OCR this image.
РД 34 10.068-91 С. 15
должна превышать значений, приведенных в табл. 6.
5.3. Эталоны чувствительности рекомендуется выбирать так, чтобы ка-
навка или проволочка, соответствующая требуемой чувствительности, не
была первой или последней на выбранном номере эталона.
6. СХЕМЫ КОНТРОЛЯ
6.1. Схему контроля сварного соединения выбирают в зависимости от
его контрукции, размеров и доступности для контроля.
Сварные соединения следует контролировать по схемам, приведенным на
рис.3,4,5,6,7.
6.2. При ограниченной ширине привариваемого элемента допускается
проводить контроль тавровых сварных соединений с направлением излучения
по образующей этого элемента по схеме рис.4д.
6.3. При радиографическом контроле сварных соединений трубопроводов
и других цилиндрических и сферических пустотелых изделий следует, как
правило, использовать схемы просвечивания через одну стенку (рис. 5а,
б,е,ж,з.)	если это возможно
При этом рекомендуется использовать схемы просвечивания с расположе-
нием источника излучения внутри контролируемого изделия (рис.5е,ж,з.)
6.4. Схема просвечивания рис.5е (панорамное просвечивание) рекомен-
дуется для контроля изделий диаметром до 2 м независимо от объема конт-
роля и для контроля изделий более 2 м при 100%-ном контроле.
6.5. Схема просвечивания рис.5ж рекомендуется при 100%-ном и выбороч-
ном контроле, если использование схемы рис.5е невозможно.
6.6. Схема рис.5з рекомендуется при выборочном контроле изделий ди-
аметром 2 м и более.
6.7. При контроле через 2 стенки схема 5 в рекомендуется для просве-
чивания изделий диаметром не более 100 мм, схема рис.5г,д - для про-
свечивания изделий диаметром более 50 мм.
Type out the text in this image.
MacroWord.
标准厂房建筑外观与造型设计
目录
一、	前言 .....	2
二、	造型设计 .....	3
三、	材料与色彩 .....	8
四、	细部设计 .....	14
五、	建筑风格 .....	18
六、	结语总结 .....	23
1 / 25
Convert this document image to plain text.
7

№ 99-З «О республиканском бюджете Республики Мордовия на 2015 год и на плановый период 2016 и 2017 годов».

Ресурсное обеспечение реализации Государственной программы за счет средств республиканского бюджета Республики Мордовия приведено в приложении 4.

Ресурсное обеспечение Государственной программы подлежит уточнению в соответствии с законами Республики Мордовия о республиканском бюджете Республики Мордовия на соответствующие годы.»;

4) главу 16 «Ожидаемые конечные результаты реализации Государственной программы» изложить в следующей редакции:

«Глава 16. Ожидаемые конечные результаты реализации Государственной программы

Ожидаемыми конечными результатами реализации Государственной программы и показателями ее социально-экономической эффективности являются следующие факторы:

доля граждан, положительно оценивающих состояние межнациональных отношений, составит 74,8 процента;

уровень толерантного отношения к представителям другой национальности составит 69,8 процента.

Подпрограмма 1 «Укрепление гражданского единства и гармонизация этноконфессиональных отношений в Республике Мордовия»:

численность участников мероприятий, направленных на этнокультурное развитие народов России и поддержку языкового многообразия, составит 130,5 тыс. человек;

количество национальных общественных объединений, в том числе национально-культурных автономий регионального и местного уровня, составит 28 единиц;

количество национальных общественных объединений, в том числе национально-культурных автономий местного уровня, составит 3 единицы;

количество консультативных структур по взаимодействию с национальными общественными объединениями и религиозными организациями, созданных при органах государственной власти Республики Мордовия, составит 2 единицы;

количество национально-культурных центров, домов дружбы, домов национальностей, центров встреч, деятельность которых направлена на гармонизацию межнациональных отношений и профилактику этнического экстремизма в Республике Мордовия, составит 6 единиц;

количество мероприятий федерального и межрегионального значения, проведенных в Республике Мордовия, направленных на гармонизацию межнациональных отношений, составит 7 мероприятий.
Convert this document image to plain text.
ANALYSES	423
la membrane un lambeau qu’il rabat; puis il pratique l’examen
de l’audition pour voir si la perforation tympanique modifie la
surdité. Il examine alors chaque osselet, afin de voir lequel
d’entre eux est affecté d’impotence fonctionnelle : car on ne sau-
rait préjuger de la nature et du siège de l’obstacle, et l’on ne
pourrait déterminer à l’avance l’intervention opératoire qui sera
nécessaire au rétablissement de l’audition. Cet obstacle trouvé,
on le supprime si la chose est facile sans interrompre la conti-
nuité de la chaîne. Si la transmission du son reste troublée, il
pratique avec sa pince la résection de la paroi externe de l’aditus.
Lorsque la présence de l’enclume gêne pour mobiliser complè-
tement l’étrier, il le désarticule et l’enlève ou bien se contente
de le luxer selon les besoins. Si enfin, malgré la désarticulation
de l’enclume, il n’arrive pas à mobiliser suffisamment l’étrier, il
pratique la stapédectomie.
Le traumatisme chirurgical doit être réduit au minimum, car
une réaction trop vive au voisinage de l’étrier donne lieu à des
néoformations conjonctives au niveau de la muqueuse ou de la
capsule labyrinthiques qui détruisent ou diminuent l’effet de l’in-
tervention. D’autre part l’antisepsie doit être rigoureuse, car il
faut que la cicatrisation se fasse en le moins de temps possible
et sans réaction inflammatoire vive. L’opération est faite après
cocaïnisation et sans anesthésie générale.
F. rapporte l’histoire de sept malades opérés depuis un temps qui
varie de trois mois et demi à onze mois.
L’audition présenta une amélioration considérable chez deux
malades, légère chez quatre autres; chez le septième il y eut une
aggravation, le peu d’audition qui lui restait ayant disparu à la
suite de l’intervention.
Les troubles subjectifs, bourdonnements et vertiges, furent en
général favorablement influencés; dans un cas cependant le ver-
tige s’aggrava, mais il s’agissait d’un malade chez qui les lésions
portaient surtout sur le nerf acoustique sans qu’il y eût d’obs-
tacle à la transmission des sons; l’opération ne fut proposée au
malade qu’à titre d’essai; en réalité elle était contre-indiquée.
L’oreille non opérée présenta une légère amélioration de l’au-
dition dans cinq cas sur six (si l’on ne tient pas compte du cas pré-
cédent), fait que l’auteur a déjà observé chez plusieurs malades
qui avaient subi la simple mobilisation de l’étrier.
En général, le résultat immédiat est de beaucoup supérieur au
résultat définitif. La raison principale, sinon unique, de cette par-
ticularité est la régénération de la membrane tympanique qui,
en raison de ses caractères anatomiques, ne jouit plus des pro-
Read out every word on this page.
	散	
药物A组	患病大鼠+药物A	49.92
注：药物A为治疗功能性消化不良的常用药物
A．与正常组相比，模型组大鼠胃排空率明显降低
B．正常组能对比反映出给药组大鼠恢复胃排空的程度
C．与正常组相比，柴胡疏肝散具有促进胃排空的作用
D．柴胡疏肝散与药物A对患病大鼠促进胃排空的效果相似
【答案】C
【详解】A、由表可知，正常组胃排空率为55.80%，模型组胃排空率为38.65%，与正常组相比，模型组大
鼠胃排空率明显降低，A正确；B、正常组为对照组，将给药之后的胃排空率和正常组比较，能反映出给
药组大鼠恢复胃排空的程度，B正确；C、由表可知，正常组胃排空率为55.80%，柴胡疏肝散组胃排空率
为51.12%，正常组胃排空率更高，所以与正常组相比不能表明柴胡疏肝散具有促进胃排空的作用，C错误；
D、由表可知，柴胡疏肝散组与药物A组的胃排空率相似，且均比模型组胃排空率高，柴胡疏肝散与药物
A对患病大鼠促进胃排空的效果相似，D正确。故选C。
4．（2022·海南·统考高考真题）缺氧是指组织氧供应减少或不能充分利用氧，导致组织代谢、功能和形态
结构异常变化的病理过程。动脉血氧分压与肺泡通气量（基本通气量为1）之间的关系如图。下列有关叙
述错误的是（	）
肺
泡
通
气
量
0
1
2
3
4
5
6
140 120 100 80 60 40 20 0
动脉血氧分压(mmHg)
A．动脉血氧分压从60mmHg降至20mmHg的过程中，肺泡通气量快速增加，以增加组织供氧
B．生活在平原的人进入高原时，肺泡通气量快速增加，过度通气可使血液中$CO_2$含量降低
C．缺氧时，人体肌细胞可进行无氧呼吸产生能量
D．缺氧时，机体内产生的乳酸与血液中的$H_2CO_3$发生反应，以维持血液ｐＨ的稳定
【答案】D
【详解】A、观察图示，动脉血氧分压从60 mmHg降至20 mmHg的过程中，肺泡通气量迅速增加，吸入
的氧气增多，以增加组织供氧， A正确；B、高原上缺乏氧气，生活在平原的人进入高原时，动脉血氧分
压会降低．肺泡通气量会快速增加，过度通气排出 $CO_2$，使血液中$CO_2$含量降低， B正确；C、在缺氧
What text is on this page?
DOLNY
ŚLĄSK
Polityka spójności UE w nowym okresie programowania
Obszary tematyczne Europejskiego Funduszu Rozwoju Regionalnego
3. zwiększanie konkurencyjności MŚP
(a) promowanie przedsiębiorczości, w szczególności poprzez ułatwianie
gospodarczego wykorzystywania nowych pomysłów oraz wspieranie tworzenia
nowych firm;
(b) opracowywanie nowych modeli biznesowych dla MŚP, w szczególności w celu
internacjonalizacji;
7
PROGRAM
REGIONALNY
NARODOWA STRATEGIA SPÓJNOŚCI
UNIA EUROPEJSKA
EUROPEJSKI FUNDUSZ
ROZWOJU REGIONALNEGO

§ **Exercise**: Select from the material above each line in which the string "chez" appears, and list those lines.

§ **Result below**:
L’audition présenta une amélioration considérable chez deux
malades, légère chez quatre autres; chez le septième il y eut une
tige s’aggrava, mais il s’agissait d’un malade chez qui les lésions
cédent), fait que l’auteur a déjà observé chez plusieurs malades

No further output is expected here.